### TO BE DONE
All records must be quoted exactly. Omit the pictures.

<<<<

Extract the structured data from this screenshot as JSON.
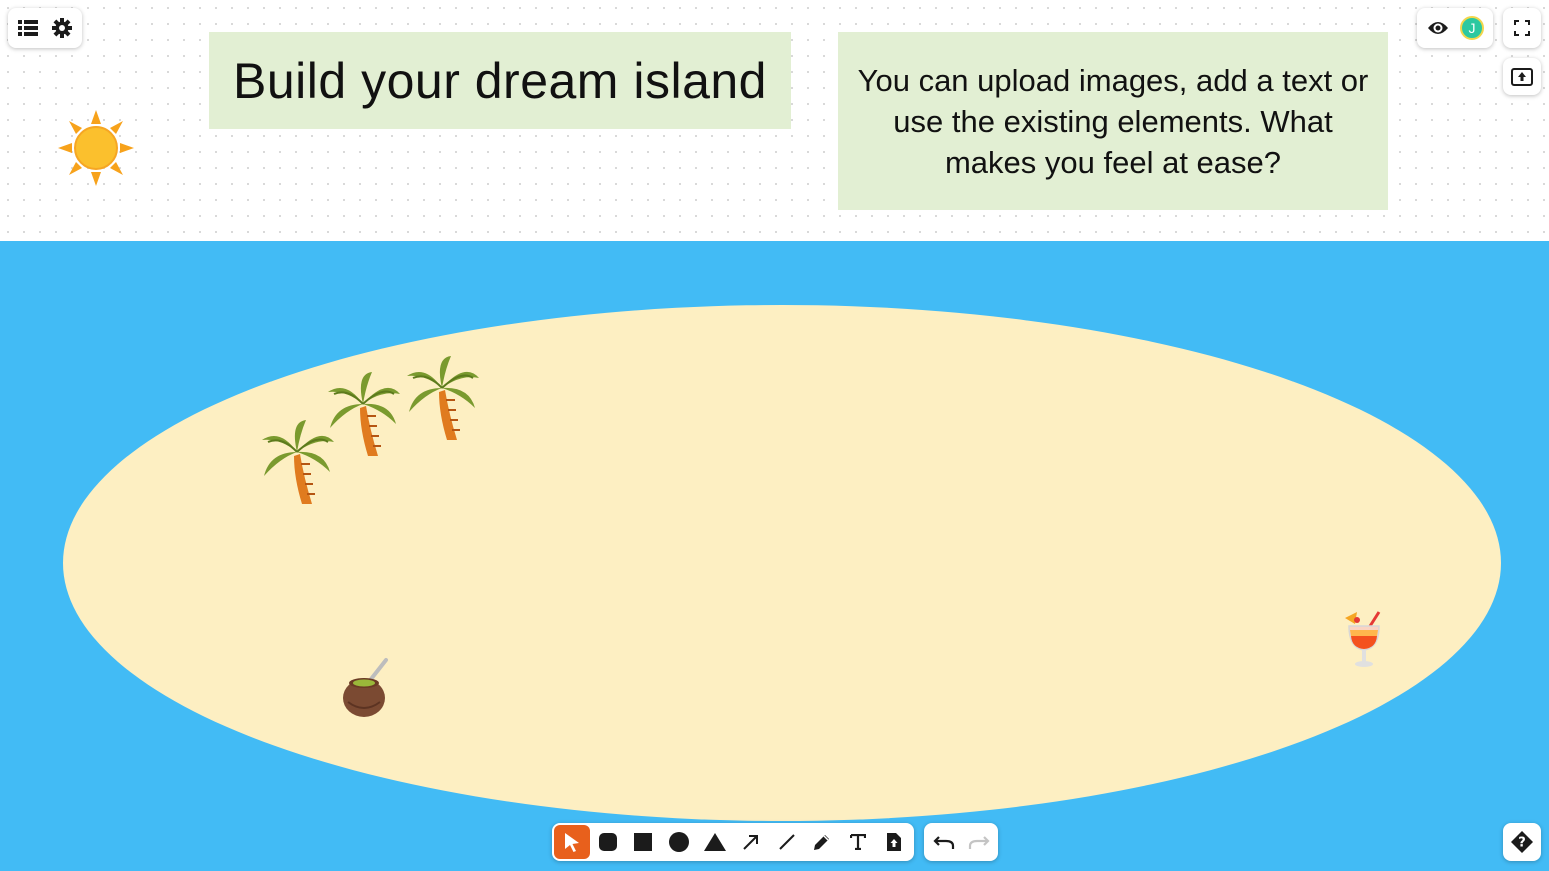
{
  "board": {
    "title_note": "Build your dream island",
    "info_note": "You can upload images, add a text or use the existing elements. What makes you feel at ease?",
    "sea_color": "#42bbf5",
    "sand_color": "#fdefc2",
    "note_color": "#e2efd3"
  },
  "emojis": {
    "sun": "sun-emoji",
    "palm_trees": [
      "palm-tree-emoji",
      "palm-tree-emoji",
      "palm-tree-emoji"
    ],
    "coconut_drink": "mate-drink-emoji",
    "cocktail": "tropical-drink-emoji"
  },
  "top_left": {
    "icons": [
      "menu-icon",
      "settings-icon"
    ]
  },
  "top_right": {
    "icons": [
      "eye-icon",
      "avatar",
      "fullscreen-icon",
      "export-icon"
    ],
    "avatar_initial": "J",
    "avatar_color": "#2bc8a0"
  },
  "toolbar": {
    "active_tool": "select",
    "active_color": "#e8601c",
    "tools": [
      "select-tool",
      "rounded-rectangle-tool",
      "rectangle-tool",
      "ellipse-tool",
      "triangle-tool",
      "arrow-tool",
      "line-tool",
      "pencil-tool",
      "text-tool",
      "upload-tool"
    ]
  },
  "history": {
    "tools": [
      "undo",
      "redo"
    ]
  },
  "help": {
    "icon": "help-icon"
  }
}
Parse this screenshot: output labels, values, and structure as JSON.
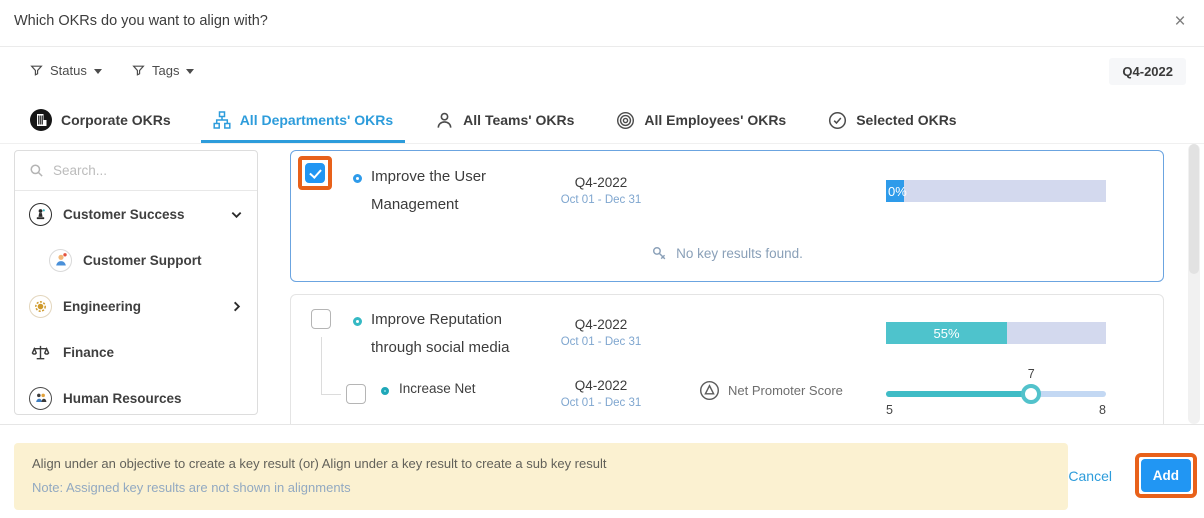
{
  "modal": {
    "title": "Which OKRs do you want to align with?",
    "close_glyph": "×"
  },
  "toolbar": {
    "status_filter": {
      "label": "Status"
    },
    "tags_filter": {
      "label": "Tags"
    },
    "period_badge": "Q4-2022"
  },
  "tabs": [
    {
      "label": "Corporate OKRs",
      "icon": "building",
      "active": false
    },
    {
      "label": "All Departments' OKRs",
      "icon": "org-chart",
      "active": true
    },
    {
      "label": "All Teams' OKRs",
      "icon": "person",
      "active": false
    },
    {
      "label": "All Employees' OKRs",
      "icon": "target",
      "active": false
    },
    {
      "label": "Selected OKRs",
      "icon": "check-circle",
      "active": false
    }
  ],
  "sidebar": {
    "search_placeholder": "Search...",
    "items": [
      {
        "label": "Customer Success",
        "expanded": true
      },
      {
        "label": "Customer Support",
        "child": true
      },
      {
        "label": "Engineering",
        "collapsed": true
      },
      {
        "label": "Finance"
      },
      {
        "label": "Human Resources"
      }
    ]
  },
  "okrs": [
    {
      "title": "Improve the User Management",
      "period": "Q4-2022",
      "date_range": "Oct 01 - Dec 31",
      "checked": true,
      "progress_label": "0%",
      "progress_width": "8%",
      "empty_message": "No key results found."
    },
    {
      "title": "Improve Reputation through social media",
      "period": "Q4-2022",
      "date_range": "Oct 01 - Dec 31",
      "checked": false,
      "progress_label": "55%",
      "progress_width": "55%",
      "key_result": {
        "title": "Increase Net",
        "period": "Q4-2022",
        "date_range": "Oct 01 - Dec 31",
        "metric": "Net Promoter Score",
        "slider": {
          "value": "7",
          "min": "5",
          "max": "8",
          "position": "66%"
        }
      }
    }
  ],
  "footer": {
    "note_line1": "Align under an objective to create a key result (or) Align under a key result to create a sub key result",
    "note_line2": "Note: Assigned key results are not shown in alignments",
    "cancel_label": "Cancel",
    "add_label": "Add"
  },
  "colors": {
    "accent_blue": "#2196f3",
    "tab_active_blue": "#2d9cdb",
    "progress_blue": "#2e9bea",
    "teal": "#4ec3cc",
    "progress_track": "#d3d9ee",
    "highlight_orange": "#e8611a",
    "banner_bg": "#fbf1d1",
    "selected_card_border": "#6ba4e0"
  }
}
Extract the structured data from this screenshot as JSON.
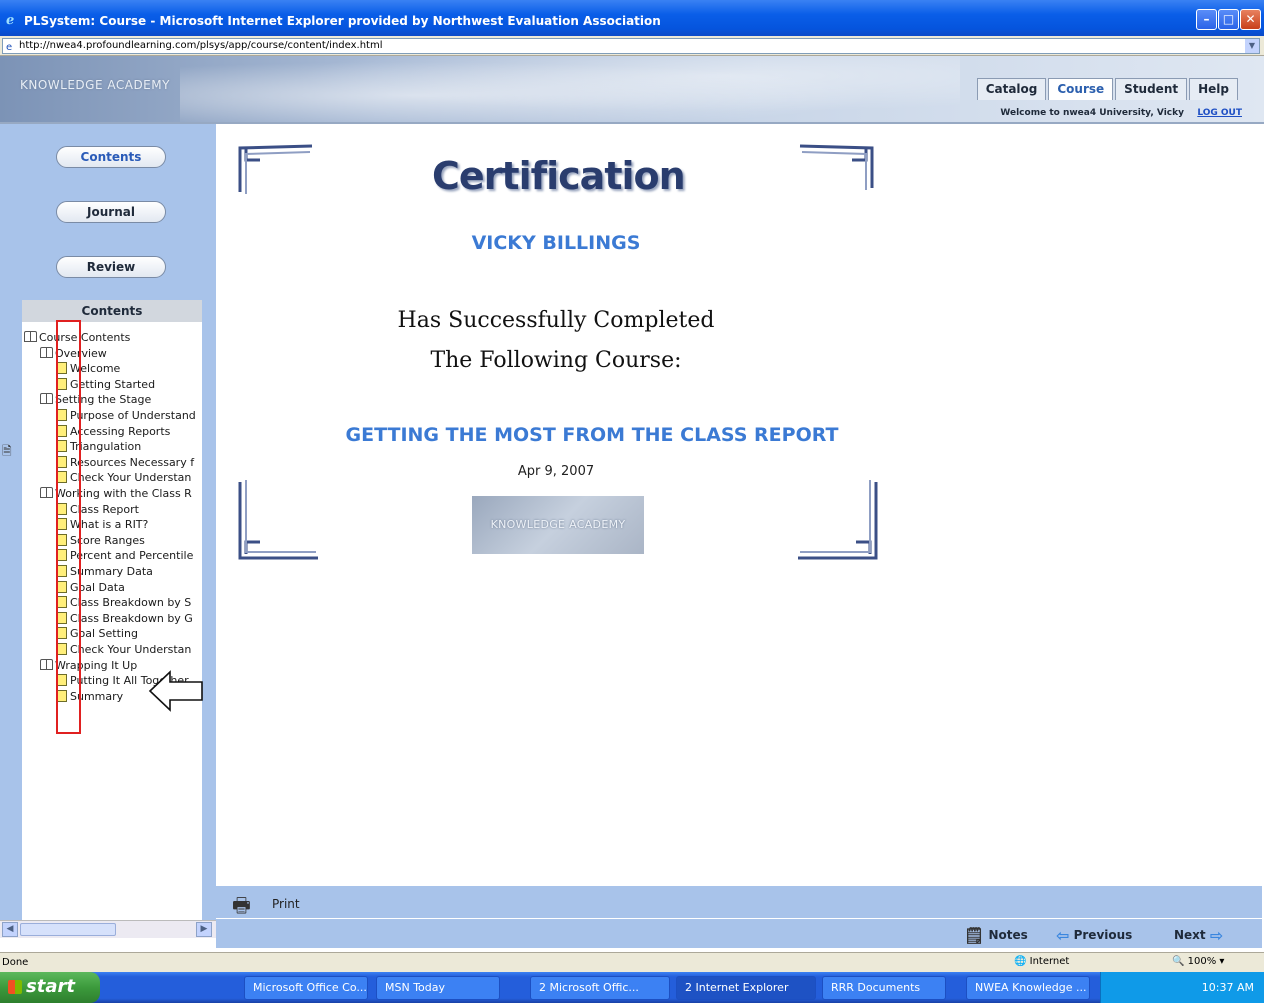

>>>>

### ANSWER
Extract the structured data from this screenshot as JSON.
{
  "board": {
    "title_note": "Build your dream island",
    "info_note": "You can upload images, add a text or use the existing elements. What makes you feel at ease?",
    "sea_color": "#42bbf5",
    "sand_color": "#fdefc2",
    "note_color": "#e2efd3"
  },
  "emojis": {
    "sun": "sun-emoji",
    "palm_trees": [
      "palm-tree-emoji",
      "palm-tree-emoji",
      "palm-tree-emoji"
    ],
    "coconut_drink": "mate-drink-emoji",
    "cocktail": "tropical-drink-emoji"
  },
  "top_left": {
    "icons": [
      "menu-icon",
      "settings-icon"
    ]
  },
  "top_right": {
    "icons": [
      "eye-icon",
      "avatar",
      "fullscreen-icon",
      "export-icon"
    ],
    "avatar_initial": "J",
    "avatar_color": "#2bc8a0"
  },
  "toolbar": {
    "active_tool": "select",
    "active_color": "#e8601c",
    "tools": [
      "select-tool",
      "rounded-rectangle-tool",
      "rectangle-tool",
      "ellipse-tool",
      "triangle-tool",
      "arrow-tool",
      "line-tool",
      "pencil-tool",
      "text-tool",
      "upload-tool"
    ]
  },
  "history": {
    "tools": [
      "undo",
      "redo"
    ]
  },
  "help": {
    "icon": "help-icon"
  }
}
Parse this screenshot: output labels, values, and structure as JSON.
{
  "modal": {
    "title": "Which OKRs do you want to align with?",
    "close_glyph": "×"
  },
  "toolbar": {
    "status_filter": {
      "label": "Status"
    },
    "tags_filter": {
      "label": "Tags"
    },
    "period_badge": "Q4-2022"
  },
  "tabs": [
    {
      "label": "Corporate OKRs",
      "icon": "building",
      "active": false
    },
    {
      "label": "All Departments' OKRs",
      "icon": "org-chart",
      "active": true
    },
    {
      "label": "All Teams' OKRs",
      "icon": "person",
      "active": false
    },
    {
      "label": "All Employees' OKRs",
      "icon": "target",
      "active": false
    },
    {
      "label": "Selected OKRs",
      "icon": "check-circle",
      "active": false
    }
  ],
  "sidebar": {
    "search_placeholder": "Search...",
    "items": [
      {
        "label": "Customer Success",
        "expanded": true
      },
      {
        "label": "Customer Support",
        "child": true
      },
      {
        "label": "Engineering",
        "collapsed": true
      },
      {
        "label": "Finance"
      },
      {
        "label": "Human Resources"
      }
    ]
  },
  "okrs": [
    {
      "title": "Improve the User Management",
      "period": "Q4-2022",
      "date_range": "Oct 01 - Dec 31",
      "checked": true,
      "progress_label": "0%",
      "progress_width": "8%",
      "empty_message": "No key results found."
    },
    {
      "title": "Improve Reputation through social media",
      "period": "Q4-2022",
      "date_range": "Oct 01 - Dec 31",
      "checked": false,
      "progress_label": "55%",
      "progress_width": "55%",
      "key_result": {
        "title": "Increase Net",
        "period": "Q4-2022",
        "date_range": "Oct 01 - Dec 31",
        "metric": "Net Promoter Score",
        "slider": {
          "value": "7",
          "min": "5",
          "max": "8",
          "position": "66%"
        }
      }
    }
  ],
  "footer": {
    "note_line1": "Align under an objective to create a key result (or) Align under a key result to create a sub key result",
    "note_line2": "Note: Assigned key results are not shown in alignments",
    "cancel_label": "Cancel",
    "add_label": "Add"
  },
  "colors": {
    "accent_blue": "#2196f3",
    "tab_active_blue": "#2d9cdb",
    "progress_blue": "#2e9bea",
    "teal": "#4ec3cc",
    "progress_track": "#d3d9ee",
    "highlight_orange": "#e8611a",
    "banner_bg": "#fbf1d1",
    "selected_card_border": "#6ba4e0"
  }
}
Extract the structured data from this screenshot as JSON.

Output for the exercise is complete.